• **Stated exercise**
Report every line in the listing below where the string "Order" shows up.

════

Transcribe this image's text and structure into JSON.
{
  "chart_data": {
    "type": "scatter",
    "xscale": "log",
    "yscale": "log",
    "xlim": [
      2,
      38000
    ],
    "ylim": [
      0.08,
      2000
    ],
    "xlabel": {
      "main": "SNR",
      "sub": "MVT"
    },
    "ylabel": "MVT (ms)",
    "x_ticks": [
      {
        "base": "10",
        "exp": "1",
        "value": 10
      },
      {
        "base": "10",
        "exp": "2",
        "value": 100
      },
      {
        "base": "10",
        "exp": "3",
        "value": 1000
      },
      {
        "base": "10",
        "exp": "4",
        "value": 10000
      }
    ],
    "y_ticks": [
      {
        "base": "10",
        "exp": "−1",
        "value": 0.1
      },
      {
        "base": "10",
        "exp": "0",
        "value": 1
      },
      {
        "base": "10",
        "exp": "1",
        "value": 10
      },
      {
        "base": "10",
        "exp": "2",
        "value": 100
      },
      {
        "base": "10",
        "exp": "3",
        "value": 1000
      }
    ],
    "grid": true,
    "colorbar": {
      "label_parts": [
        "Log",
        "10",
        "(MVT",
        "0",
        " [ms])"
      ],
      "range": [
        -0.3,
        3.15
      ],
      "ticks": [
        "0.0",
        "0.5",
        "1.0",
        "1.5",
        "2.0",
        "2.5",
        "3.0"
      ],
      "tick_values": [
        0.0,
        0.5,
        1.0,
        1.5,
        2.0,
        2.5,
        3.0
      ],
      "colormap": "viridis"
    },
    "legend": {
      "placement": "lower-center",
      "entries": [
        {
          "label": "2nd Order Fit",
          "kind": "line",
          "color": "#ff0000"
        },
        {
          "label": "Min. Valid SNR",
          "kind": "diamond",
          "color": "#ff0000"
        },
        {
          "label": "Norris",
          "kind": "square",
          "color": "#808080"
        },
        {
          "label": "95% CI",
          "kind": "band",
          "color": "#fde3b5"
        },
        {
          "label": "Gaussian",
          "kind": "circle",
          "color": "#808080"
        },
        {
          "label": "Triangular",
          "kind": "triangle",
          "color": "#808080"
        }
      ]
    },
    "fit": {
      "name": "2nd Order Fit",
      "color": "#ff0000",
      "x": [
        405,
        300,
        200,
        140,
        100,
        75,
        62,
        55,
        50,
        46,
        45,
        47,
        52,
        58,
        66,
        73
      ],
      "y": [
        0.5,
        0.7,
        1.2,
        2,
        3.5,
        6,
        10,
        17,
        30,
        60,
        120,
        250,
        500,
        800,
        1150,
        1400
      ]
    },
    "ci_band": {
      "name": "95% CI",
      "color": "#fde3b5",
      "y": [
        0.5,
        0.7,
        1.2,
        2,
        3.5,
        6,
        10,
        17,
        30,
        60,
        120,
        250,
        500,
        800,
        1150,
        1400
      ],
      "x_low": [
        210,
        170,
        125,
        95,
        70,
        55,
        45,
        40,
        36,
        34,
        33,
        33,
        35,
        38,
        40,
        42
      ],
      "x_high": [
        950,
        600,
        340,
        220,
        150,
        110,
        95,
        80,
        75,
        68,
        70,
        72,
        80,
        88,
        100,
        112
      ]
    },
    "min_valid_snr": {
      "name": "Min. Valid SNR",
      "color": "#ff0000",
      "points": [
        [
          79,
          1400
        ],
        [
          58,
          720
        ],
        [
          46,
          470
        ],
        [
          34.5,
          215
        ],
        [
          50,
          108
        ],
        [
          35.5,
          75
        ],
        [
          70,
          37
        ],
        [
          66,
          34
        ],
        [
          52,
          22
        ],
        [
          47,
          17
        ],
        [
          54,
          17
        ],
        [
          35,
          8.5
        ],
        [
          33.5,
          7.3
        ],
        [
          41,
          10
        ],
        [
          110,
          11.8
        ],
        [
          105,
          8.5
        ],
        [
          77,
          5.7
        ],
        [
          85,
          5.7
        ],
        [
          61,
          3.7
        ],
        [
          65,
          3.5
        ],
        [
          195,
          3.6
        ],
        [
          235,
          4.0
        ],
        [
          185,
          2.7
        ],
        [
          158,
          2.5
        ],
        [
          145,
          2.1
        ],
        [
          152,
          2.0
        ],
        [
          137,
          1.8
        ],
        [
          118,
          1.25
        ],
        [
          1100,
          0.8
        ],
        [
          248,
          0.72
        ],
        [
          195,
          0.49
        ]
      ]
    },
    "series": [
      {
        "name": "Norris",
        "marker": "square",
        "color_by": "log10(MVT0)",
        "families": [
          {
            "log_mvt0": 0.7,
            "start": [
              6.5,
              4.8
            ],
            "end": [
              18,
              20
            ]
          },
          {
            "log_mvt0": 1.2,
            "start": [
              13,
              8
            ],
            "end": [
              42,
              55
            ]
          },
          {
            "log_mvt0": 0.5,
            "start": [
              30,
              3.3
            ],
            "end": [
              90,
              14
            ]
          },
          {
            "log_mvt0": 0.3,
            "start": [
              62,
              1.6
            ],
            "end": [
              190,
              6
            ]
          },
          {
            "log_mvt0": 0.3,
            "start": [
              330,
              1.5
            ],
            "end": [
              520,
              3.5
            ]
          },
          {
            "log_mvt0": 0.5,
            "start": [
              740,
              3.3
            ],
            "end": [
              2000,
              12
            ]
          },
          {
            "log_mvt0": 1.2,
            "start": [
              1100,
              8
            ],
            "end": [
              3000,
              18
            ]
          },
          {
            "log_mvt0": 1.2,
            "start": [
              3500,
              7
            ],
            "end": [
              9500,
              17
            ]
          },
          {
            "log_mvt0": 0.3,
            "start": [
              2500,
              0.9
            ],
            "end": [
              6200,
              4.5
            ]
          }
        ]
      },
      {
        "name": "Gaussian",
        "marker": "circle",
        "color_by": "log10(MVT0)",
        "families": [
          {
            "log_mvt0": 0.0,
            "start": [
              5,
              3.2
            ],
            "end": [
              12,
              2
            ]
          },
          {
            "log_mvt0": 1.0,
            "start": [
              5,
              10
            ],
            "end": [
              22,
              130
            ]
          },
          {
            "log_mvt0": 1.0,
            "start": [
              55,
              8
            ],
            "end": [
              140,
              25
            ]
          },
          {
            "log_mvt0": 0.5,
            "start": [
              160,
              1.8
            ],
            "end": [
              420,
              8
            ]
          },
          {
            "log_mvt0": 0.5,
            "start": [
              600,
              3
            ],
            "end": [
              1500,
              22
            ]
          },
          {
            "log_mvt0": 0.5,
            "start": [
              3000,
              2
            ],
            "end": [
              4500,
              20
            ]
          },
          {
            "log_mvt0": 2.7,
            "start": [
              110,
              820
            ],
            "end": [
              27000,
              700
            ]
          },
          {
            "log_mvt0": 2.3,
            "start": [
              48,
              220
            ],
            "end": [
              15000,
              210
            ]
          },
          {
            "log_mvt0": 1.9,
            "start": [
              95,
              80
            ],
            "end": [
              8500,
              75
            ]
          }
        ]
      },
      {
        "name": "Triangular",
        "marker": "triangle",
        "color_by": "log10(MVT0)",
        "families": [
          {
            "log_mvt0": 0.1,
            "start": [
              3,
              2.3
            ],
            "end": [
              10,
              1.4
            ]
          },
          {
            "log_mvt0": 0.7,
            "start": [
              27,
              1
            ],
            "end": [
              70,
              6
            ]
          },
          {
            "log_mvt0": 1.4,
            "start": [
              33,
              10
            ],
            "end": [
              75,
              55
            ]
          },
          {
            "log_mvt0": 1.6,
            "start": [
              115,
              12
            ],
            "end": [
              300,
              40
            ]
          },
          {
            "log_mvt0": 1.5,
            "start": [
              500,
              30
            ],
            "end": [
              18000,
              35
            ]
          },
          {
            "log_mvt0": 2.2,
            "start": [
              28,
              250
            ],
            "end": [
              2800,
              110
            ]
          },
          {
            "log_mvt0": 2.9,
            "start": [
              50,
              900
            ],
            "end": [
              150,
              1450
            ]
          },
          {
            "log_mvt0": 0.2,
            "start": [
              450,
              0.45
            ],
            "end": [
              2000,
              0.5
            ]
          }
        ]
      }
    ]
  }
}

════

• **Worked solution**
          "label": "2nd Order Fit",
      "name": "2nd Order Fit",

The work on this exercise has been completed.